(Stored data entries)
##########

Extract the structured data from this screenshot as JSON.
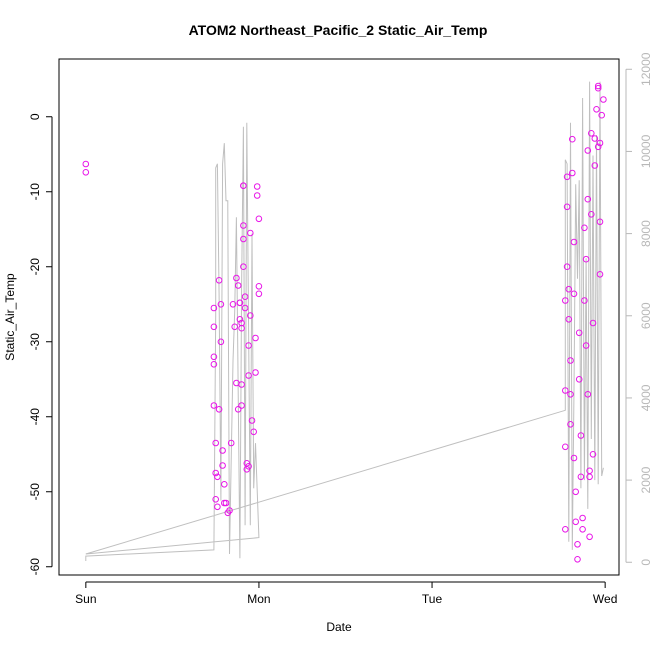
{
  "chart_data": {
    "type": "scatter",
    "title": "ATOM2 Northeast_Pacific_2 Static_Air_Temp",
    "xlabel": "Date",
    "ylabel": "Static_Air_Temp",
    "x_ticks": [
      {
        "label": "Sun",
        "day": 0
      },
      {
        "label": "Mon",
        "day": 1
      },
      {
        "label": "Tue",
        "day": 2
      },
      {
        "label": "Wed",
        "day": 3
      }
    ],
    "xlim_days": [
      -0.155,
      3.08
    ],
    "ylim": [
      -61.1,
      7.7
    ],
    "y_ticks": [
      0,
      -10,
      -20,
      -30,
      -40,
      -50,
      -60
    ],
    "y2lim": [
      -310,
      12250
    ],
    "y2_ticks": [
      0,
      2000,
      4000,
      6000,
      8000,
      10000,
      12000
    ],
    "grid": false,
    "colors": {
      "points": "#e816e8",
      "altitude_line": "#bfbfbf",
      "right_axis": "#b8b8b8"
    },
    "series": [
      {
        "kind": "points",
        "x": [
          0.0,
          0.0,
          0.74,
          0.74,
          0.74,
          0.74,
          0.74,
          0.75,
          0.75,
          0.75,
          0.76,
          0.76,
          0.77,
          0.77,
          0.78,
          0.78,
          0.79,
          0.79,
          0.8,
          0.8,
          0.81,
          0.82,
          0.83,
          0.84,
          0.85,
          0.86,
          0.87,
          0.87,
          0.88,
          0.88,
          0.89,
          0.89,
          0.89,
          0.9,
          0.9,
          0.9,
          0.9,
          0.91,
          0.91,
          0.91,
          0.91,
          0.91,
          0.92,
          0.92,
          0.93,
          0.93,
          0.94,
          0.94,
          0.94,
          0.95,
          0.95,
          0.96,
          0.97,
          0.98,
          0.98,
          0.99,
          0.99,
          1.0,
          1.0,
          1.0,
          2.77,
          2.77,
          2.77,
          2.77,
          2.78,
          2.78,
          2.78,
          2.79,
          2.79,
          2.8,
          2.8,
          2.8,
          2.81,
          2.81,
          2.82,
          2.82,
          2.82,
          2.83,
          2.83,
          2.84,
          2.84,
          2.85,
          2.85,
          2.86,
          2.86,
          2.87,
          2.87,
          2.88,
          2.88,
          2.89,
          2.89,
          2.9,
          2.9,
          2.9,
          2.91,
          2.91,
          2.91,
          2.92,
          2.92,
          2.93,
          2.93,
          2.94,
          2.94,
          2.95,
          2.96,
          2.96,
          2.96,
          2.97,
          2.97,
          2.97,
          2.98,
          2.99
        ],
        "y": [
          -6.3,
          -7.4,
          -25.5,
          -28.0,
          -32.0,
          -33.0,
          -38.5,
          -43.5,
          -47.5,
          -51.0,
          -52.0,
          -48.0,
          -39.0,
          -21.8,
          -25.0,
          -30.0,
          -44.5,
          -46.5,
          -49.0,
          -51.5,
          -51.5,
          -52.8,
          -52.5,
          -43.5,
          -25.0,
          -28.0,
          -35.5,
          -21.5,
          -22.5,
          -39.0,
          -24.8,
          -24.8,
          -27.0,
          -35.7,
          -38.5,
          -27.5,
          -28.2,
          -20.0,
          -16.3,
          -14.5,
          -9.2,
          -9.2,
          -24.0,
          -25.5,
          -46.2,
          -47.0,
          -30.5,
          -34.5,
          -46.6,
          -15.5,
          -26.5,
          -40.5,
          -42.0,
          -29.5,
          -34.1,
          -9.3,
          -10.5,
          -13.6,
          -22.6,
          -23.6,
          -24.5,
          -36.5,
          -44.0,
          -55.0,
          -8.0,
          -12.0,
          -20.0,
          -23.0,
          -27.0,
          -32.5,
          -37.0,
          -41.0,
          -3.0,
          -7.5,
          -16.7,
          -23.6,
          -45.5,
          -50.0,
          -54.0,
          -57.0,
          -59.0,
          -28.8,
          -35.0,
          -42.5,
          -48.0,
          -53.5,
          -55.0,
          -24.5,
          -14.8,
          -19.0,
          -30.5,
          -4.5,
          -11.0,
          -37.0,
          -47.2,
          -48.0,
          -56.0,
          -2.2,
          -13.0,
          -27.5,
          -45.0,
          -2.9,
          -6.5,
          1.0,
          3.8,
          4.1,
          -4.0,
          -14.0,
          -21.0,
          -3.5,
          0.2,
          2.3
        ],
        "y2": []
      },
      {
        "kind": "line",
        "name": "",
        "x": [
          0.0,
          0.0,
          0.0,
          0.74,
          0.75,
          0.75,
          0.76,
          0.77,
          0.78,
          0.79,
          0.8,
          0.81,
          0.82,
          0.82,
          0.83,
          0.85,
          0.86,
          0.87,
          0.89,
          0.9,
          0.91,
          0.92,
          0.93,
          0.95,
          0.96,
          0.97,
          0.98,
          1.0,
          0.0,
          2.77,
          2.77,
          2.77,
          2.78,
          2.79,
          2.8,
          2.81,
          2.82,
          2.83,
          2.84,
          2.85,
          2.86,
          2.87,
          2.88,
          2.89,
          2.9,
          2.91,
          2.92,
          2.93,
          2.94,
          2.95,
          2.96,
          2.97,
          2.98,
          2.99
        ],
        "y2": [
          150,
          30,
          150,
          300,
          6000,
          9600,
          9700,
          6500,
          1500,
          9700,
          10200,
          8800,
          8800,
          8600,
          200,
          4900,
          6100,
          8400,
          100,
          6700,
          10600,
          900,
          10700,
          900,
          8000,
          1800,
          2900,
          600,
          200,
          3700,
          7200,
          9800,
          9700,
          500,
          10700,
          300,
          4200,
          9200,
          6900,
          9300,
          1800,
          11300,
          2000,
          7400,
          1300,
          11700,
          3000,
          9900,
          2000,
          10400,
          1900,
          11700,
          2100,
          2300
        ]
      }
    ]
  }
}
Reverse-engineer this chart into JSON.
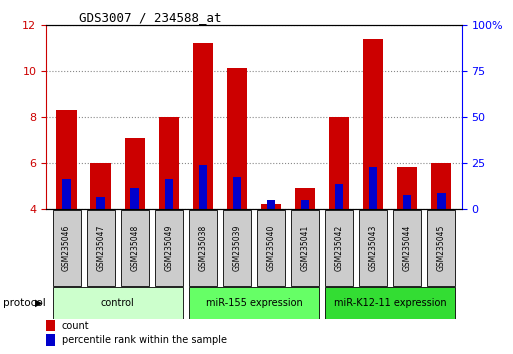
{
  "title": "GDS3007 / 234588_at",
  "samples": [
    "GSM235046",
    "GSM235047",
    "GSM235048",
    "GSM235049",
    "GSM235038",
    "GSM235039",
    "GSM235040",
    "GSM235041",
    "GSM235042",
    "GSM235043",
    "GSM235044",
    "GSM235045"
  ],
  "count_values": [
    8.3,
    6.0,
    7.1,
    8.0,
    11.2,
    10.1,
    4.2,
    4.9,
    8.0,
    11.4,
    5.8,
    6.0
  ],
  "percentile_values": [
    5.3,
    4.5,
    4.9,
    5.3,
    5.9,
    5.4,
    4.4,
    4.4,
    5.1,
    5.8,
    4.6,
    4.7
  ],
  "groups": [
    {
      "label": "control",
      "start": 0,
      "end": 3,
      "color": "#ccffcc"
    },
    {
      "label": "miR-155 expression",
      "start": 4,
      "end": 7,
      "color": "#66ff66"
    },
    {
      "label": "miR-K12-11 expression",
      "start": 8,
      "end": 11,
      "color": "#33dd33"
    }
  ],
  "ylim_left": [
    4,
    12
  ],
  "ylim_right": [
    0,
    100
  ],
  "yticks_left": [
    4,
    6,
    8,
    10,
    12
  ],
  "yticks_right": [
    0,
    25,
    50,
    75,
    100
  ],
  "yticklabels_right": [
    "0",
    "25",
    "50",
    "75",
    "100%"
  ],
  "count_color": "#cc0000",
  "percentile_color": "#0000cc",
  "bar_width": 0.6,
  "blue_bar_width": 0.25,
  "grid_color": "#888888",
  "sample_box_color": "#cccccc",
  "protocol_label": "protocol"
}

##########

(GIVEN PROBLEM): Leaving out the pictures, repeat the data above exactly.

(SOLUTION BELOW):
Extract the structured data from this screenshot as JSON.
{
  "chart_data": {
    "type": "scatter",
    "title": "ATOM2 Northeast_Pacific_2 Static_Air_Temp",
    "xlabel": "Date",
    "ylabel": "Static_Air_Temp",
    "x_ticks": [
      {
        "label": "Sun",
        "day": 0
      },
      {
        "label": "Mon",
        "day": 1
      },
      {
        "label": "Tue",
        "day": 2
      },
      {
        "label": "Wed",
        "day": 3
      }
    ],
    "xlim_days": [
      -0.155,
      3.08
    ],
    "ylim": [
      -61.1,
      7.7
    ],
    "y_ticks": [
      0,
      -10,
      -20,
      -30,
      -40,
      -50,
      -60
    ],
    "y2lim": [
      -310,
      12250
    ],
    "y2_ticks": [
      0,
      2000,
      4000,
      6000,
      8000,
      10000,
      12000
    ],
    "grid": false,
    "colors": {
      "points": "#e816e8",
      "altitude_line": "#bfbfbf",
      "right_axis": "#b8b8b8"
    },
    "series": [
      {
        "kind": "points",
        "x": [
          0.0,
          0.0,
          0.74,
          0.74,
          0.74,
          0.74,
          0.74,
          0.75,
          0.75,
          0.75,
          0.76,
          0.76,
          0.77,
          0.77,
          0.78,
          0.78,
          0.79,
          0.79,
          0.8,
          0.8,
          0.81,
          0.82,
          0.83,
          0.84,
          0.85,
          0.86,
          0.87,
          0.87,
          0.88,
          0.88,
          0.89,
          0.89,
          0.89,
          0.9,
          0.9,
          0.9,
          0.9,
          0.91,
          0.91,
          0.91,
          0.91,
          0.91,
          0.92,
          0.92,
          0.93,
          0.93,
          0.94,
          0.94,
          0.94,
          0.95,
          0.95,
          0.96,
          0.97,
          0.98,
          0.98,
          0.99,
          0.99,
          1.0,
          1.0,
          1.0,
          2.77,
          2.77,
          2.77,
          2.77,
          2.78,
          2.78,
          2.78,
          2.79,
          2.79,
          2.8,
          2.8,
          2.8,
          2.81,
          2.81,
          2.82,
          2.82,
          2.82,
          2.83,
          2.83,
          2.84,
          2.84,
          2.85,
          2.85,
          2.86,
          2.86,
          2.87,
          2.87,
          2.88,
          2.88,
          2.89,
          2.89,
          2.9,
          2.9,
          2.9,
          2.91,
          2.91,
          2.91,
          2.92,
          2.92,
          2.93,
          2.93,
          2.94,
          2.94,
          2.95,
          2.96,
          2.96,
          2.96,
          2.97,
          2.97,
          2.97,
          2.98,
          2.99
        ],
        "y": [
          -6.3,
          -7.4,
          -25.5,
          -28.0,
          -32.0,
          -33.0,
          -38.5,
          -43.5,
          -47.5,
          -51.0,
          -52.0,
          -48.0,
          -39.0,
          -21.8,
          -25.0,
          -30.0,
          -44.5,
          -46.5,
          -49.0,
          -51.5,
          -51.5,
          -52.8,
          -52.5,
          -43.5,
          -25.0,
          -28.0,
          -35.5,
          -21.5,
          -22.5,
          -39.0,
          -24.8,
          -24.8,
          -27.0,
          -35.7,
          -38.5,
          -27.5,
          -28.2,
          -20.0,
          -16.3,
          -14.5,
          -9.2,
          -9.2,
          -24.0,
          -25.5,
          -46.2,
          -47.0,
          -30.5,
          -34.5,
          -46.6,
          -15.5,
          -26.5,
          -40.5,
          -42.0,
          -29.5,
          -34.1,
          -9.3,
          -10.5,
          -13.6,
          -22.6,
          -23.6,
          -24.5,
          -36.5,
          -44.0,
          -55.0,
          -8.0,
          -12.0,
          -20.0,
          -23.0,
          -27.0,
          -32.5,
          -37.0,
          -41.0,
          -3.0,
          -7.5,
          -16.7,
          -23.6,
          -45.5,
          -50.0,
          -54.0,
          -57.0,
          -59.0,
          -28.8,
          -35.0,
          -42.5,
          -48.0,
          -53.5,
          -55.0,
          -24.5,
          -14.8,
          -19.0,
          -30.5,
          -4.5,
          -11.0,
          -37.0,
          -47.2,
          -48.0,
          -56.0,
          -2.2,
          -13.0,
          -27.5,
          -45.0,
          -2.9,
          -6.5,
          1.0,
          3.8,
          4.1,
          -4.0,
          -14.0,
          -21.0,
          -3.5,
          0.2,
          2.3
        ],
        "y2": []
      },
      {
        "kind": "line",
        "name": "",
        "x": [
          0.0,
          0.0,
          0.0,
          0.74,
          0.75,
          0.75,
          0.76,
          0.77,
          0.78,
          0.79,
          0.8,
          0.81,
          0.82,
          0.82,
          0.83,
          0.85,
          0.86,
          0.87,
          0.89,
          0.9,
          0.91,
          0.92,
          0.93,
          0.95,
          0.96,
          0.97,
          0.98,
          1.0,
          0.0,
          2.77,
          2.77,
          2.77,
          2.78,
          2.79,
          2.8,
          2.81,
          2.82,
          2.83,
          2.84,
          2.85,
          2.86,
          2.87,
          2.88,
          2.89,
          2.9,
          2.91,
          2.92,
          2.93,
          2.94,
          2.95,
          2.96,
          2.97,
          2.98,
          2.99
        ],
        "y2": [
          150,
          30,
          150,
          300,
          6000,
          9600,
          9700,
          6500,
          1500,
          9700,
          10200,
          8800,
          8800,
          8600,
          200,
          4900,
          6100,
          8400,
          100,
          6700,
          10600,
          900,
          10700,
          900,
          8000,
          1800,
          2900,
          600,
          200,
          3700,
          7200,
          9800,
          9700,
          500,
          10700,
          300,
          4200,
          9200,
          6900,
          9300,
          1800,
          11300,
          2000,
          7400,
          1300,
          11700,
          3000,
          9900,
          2000,
          10400,
          1900,
          11700,
          2100,
          2300
        ]
      }
    ]
  }
}
Reverse-engineer this chart into JSON.
{
  "title": "GDS3007 / 234588_at",
  "samples": [
    "GSM235046",
    "GSM235047",
    "GSM235048",
    "GSM235049",
    "GSM235038",
    "GSM235039",
    "GSM235040",
    "GSM235041",
    "GSM235042",
    "GSM235043",
    "GSM235044",
    "GSM235045"
  ],
  "count_values": [
    8.3,
    6.0,
    7.1,
    8.0,
    11.2,
    10.1,
    4.2,
    4.9,
    8.0,
    11.4,
    5.8,
    6.0
  ],
  "percentile_values": [
    5.3,
    4.5,
    4.9,
    5.3,
    5.9,
    5.4,
    4.4,
    4.4,
    5.1,
    5.8,
    4.6,
    4.7
  ],
  "groups": [
    {
      "label": "control",
      "start": 0,
      "end": 3,
      "color": "#ccffcc"
    },
    {
      "label": "miR-155 expression",
      "start": 4,
      "end": 7,
      "color": "#66ff66"
    },
    {
      "label": "miR-K12-11 expression",
      "start": 8,
      "end": 11,
      "color": "#33dd33"
    }
  ],
  "ylim_left": [
    4,
    12
  ],
  "ylim_right": [
    0,
    100
  ],
  "yticks_left": [
    4,
    6,
    8,
    10,
    12
  ],
  "yticks_right": [
    0,
    25,
    50,
    75,
    100
  ],
  "yticklabels_right": [
    "0",
    "25",
    "50",
    "75",
    "100%"
  ],
  "count_color": "#cc0000",
  "percentile_color": "#0000cc",
  "bar_width": 0.6,
  "blue_bar_width": 0.25,
  "grid_color": "#888888",
  "sample_box_color": "#cccccc",
  "protocol_label": "protocol"
}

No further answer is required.